Stored entries:
########################################
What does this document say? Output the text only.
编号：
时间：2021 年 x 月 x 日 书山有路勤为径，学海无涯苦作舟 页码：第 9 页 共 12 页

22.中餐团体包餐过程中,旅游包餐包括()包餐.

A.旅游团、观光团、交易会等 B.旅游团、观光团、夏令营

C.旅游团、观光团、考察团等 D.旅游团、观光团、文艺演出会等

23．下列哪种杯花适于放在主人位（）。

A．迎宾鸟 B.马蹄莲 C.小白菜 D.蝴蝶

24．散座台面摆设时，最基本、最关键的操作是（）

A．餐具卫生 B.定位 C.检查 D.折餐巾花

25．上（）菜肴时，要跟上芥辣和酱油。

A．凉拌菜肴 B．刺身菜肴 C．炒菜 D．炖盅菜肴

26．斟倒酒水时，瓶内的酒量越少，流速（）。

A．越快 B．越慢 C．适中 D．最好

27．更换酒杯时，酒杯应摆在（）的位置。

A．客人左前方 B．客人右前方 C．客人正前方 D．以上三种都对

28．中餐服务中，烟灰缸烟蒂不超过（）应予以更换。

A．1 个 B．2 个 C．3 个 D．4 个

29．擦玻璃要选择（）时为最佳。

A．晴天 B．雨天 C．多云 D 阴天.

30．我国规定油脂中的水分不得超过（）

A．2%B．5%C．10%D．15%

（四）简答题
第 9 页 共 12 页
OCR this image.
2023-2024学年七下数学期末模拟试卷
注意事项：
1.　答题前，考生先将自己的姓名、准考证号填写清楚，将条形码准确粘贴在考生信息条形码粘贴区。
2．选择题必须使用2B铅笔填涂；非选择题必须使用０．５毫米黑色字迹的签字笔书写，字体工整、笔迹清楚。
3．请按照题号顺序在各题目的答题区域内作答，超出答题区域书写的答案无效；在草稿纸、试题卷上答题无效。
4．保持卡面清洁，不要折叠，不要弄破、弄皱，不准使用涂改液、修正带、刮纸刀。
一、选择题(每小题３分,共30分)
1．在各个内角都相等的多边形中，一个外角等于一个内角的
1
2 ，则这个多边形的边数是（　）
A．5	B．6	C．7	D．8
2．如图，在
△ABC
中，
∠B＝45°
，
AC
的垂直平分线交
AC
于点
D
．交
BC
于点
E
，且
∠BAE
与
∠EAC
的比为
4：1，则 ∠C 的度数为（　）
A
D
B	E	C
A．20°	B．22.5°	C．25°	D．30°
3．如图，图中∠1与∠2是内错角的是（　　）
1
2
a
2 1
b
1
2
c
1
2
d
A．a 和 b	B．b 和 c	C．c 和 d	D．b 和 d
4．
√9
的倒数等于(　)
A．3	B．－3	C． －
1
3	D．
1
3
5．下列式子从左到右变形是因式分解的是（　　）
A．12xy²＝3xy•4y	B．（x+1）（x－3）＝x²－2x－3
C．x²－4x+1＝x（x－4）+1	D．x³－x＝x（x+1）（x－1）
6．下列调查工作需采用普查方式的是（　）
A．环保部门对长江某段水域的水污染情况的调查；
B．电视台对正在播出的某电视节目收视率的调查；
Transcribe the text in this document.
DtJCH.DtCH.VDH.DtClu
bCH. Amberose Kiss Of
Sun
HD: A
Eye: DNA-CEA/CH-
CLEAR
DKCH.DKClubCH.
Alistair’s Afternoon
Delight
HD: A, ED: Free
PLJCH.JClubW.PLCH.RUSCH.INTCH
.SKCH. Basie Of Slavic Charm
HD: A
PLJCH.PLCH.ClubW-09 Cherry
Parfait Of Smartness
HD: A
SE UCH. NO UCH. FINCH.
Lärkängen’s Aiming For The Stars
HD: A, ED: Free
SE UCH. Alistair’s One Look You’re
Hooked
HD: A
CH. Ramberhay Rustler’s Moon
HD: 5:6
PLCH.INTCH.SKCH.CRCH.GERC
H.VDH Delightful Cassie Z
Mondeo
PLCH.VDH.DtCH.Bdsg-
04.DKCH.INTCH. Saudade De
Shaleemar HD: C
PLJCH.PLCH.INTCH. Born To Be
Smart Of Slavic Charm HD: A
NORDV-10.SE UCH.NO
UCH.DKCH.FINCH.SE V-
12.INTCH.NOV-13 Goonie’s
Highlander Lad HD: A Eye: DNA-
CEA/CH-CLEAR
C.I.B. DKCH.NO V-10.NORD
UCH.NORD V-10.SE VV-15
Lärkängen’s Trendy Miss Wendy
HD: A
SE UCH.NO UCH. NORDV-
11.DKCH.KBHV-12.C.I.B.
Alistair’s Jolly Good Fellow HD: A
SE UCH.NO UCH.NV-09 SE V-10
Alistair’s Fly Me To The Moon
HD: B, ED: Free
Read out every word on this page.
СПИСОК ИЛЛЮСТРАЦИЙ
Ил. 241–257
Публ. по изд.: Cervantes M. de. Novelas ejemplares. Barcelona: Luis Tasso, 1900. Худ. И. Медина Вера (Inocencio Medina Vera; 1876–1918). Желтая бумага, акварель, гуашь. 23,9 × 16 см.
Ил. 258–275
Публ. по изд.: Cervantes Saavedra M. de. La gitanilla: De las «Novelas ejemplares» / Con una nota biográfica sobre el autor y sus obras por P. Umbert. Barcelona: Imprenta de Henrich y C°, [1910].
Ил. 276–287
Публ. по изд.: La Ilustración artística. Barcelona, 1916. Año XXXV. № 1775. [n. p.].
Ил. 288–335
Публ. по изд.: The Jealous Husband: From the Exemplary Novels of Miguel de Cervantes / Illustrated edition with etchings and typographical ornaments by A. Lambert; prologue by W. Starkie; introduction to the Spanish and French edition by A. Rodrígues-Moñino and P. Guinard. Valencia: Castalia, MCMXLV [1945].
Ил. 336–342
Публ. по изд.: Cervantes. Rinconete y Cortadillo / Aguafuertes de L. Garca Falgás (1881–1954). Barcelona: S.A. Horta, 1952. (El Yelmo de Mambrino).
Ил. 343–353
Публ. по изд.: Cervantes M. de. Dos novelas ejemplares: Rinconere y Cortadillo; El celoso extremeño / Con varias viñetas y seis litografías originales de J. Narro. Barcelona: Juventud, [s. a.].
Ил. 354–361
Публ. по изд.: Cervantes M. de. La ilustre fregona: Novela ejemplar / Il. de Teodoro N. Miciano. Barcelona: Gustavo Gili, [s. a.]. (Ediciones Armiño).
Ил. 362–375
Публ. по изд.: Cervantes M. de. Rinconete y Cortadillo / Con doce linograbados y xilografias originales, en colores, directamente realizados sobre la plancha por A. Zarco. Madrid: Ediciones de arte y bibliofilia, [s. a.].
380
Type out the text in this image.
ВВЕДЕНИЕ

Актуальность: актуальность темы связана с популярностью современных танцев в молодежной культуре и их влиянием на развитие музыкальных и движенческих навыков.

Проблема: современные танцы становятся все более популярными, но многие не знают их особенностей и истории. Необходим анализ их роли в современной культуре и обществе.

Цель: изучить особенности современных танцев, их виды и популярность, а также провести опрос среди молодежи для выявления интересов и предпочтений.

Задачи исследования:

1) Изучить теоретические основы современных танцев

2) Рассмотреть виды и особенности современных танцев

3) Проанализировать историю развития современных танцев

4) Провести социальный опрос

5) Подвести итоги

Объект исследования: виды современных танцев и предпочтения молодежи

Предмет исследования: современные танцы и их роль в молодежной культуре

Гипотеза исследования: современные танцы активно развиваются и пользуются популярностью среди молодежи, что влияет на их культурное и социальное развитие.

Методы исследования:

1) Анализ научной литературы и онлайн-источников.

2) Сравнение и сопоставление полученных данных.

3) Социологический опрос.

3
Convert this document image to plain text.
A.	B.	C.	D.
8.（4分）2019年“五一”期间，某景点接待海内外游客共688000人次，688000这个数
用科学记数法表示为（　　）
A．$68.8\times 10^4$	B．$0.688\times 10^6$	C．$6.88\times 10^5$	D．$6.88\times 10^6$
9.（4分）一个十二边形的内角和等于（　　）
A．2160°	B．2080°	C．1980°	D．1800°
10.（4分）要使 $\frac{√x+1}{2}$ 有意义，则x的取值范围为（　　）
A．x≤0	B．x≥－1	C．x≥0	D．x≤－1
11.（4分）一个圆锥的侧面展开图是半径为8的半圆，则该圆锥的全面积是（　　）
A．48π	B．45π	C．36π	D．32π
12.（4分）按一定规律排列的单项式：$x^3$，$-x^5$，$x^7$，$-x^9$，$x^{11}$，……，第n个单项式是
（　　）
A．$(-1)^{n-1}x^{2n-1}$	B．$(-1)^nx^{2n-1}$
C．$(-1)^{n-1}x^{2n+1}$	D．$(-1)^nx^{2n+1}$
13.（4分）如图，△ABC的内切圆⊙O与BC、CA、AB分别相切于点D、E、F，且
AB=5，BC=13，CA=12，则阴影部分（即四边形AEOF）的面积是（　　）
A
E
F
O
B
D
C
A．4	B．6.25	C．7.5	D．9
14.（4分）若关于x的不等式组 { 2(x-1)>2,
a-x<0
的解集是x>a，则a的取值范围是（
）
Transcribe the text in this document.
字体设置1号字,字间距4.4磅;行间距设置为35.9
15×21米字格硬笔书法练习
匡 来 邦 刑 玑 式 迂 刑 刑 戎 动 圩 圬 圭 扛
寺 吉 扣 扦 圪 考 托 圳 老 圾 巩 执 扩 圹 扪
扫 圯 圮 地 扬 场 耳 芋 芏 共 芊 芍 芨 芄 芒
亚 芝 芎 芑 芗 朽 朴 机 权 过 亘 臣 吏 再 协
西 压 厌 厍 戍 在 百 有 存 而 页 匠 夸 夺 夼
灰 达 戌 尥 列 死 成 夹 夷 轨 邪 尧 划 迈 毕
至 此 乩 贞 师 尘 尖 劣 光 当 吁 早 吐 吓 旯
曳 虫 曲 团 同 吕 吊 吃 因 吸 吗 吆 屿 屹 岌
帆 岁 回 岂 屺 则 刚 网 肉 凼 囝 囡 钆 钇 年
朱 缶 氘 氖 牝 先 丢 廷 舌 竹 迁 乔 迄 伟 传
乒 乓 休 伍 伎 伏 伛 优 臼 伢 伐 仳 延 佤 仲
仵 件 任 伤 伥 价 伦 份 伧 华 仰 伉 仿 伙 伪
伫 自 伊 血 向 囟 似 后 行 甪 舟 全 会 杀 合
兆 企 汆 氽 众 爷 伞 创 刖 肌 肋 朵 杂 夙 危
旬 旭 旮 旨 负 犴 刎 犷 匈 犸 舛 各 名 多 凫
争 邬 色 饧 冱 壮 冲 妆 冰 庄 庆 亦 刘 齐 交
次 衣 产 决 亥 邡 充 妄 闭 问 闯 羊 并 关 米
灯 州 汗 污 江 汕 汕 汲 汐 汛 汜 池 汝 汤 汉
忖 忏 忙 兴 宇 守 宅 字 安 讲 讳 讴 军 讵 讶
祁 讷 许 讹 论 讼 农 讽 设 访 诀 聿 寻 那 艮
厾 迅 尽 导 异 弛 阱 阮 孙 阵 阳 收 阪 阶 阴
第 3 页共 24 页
########################################
__STATED GOAL__. Go through the listing above and list every line that has the word "Alistair".

__COMPLETED TASK__.
Alistair’s Afternoon
SE UCH. Alistair’s One Look You’re
Alistair’s Jolly Good Fellow HD: A
Alistair’s Fly Me To The Moon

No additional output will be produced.